--- START ---

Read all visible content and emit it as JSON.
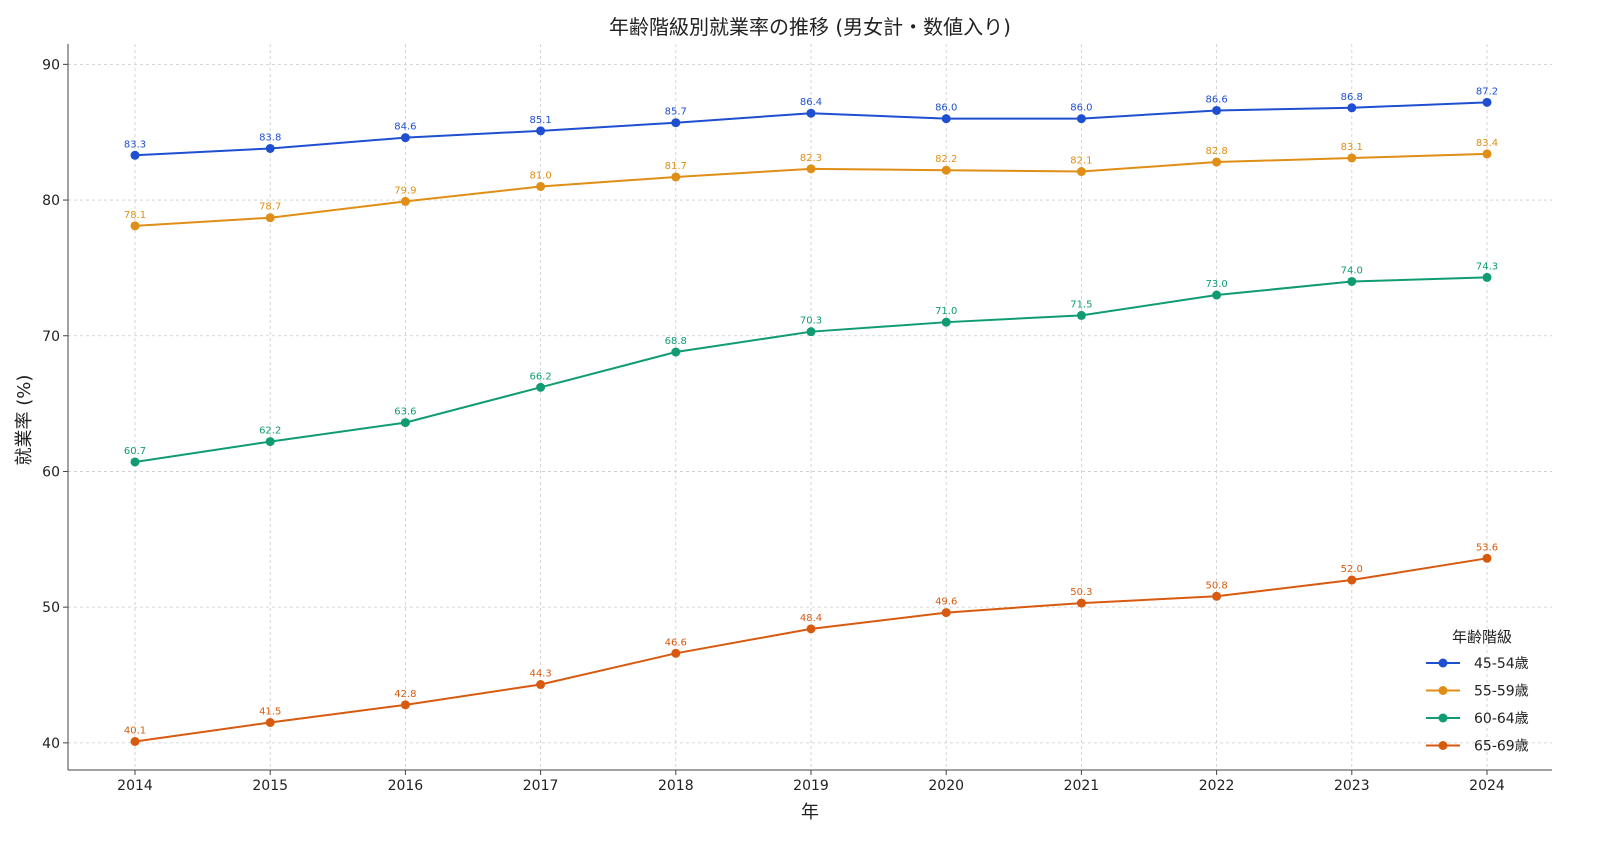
{
  "chart_data": {
    "type": "line",
    "title": "年齢階級別就業率の推移 (男女計・数値入り)",
    "xlabel": "年",
    "ylabel": "就業率 (%)",
    "x": [
      2014,
      2015,
      2016,
      2017,
      2018,
      2019,
      2020,
      2021,
      2022,
      2023,
      2024
    ],
    "ylim": [
      38,
      91.5
    ],
    "yticks": [
      40,
      50,
      60,
      70,
      80,
      90
    ],
    "grid": true,
    "legend_title": "年齢階級",
    "legend_position": "lower-right",
    "series": [
      {
        "name": "45-54歳",
        "color": "#1f4fd1",
        "values": [
          83.3,
          83.8,
          84.6,
          85.1,
          85.7,
          86.4,
          86.0,
          86.0,
          86.6,
          86.8,
          87.2
        ]
      },
      {
        "name": "55-59歳",
        "color": "#e08e16",
        "values": [
          78.1,
          78.7,
          79.9,
          81.0,
          81.7,
          82.3,
          82.2,
          82.1,
          82.8,
          83.1,
          83.4
        ]
      },
      {
        "name": "60-64歳",
        "color": "#109c72",
        "values": [
          60.7,
          62.2,
          63.6,
          66.2,
          68.8,
          70.3,
          71.0,
          71.5,
          73.0,
          74.0,
          74.3
        ]
      },
      {
        "name": "65-69歳",
        "color": "#d85a0f",
        "values": [
          40.1,
          41.5,
          42.8,
          44.3,
          46.6,
          48.4,
          49.6,
          50.3,
          50.8,
          52.0,
          53.6
        ]
      }
    ]
  }
}
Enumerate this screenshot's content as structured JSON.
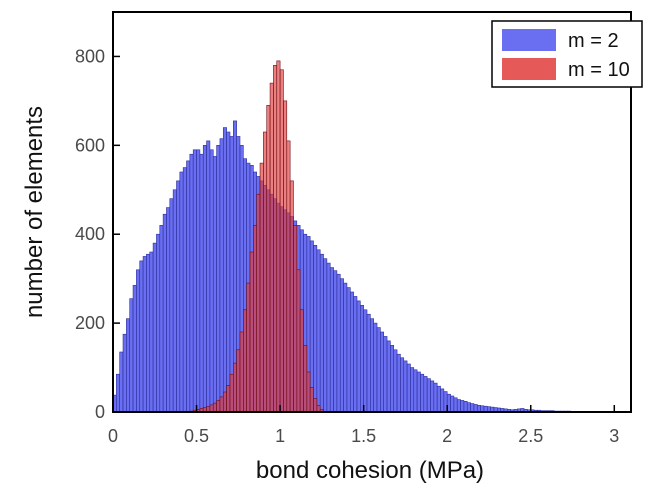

--- END ---

What the task requires: Set every line down exactly as written, leaving each picture out.

Result for this exercise:
Read all visible content and emit it as JSON.
{
  "chart_data": {
    "type": "line",
    "title": "年齢階級別就業率の推移 (男女計・数値入り)",
    "xlabel": "年",
    "ylabel": "就業率 (%)",
    "x": [
      2014,
      2015,
      2016,
      2017,
      2018,
      2019,
      2020,
      2021,
      2022,
      2023,
      2024
    ],
    "ylim": [
      38,
      91.5
    ],
    "yticks": [
      40,
      50,
      60,
      70,
      80,
      90
    ],
    "grid": true,
    "legend_title": "年齢階級",
    "legend_position": "lower-right",
    "series": [
      {
        "name": "45-54歳",
        "color": "#1f4fd1",
        "values": [
          83.3,
          83.8,
          84.6,
          85.1,
          85.7,
          86.4,
          86.0,
          86.0,
          86.6,
          86.8,
          87.2
        ]
      },
      {
        "name": "55-59歳",
        "color": "#e08e16",
        "values": [
          78.1,
          78.7,
          79.9,
          81.0,
          81.7,
          82.3,
          82.2,
          82.1,
          82.8,
          83.1,
          83.4
        ]
      },
      {
        "name": "60-64歳",
        "color": "#109c72",
        "values": [
          60.7,
          62.2,
          63.6,
          66.2,
          68.8,
          70.3,
          71.0,
          71.5,
          73.0,
          74.0,
          74.3
        ]
      },
      {
        "name": "65-69歳",
        "color": "#d85a0f",
        "values": [
          40.1,
          41.5,
          42.8,
          44.3,
          46.6,
          48.4,
          49.6,
          50.3,
          50.8,
          52.0,
          53.6
        ]
      }
    ]
  }
}
Enumerate this screenshot's content as structured JSON.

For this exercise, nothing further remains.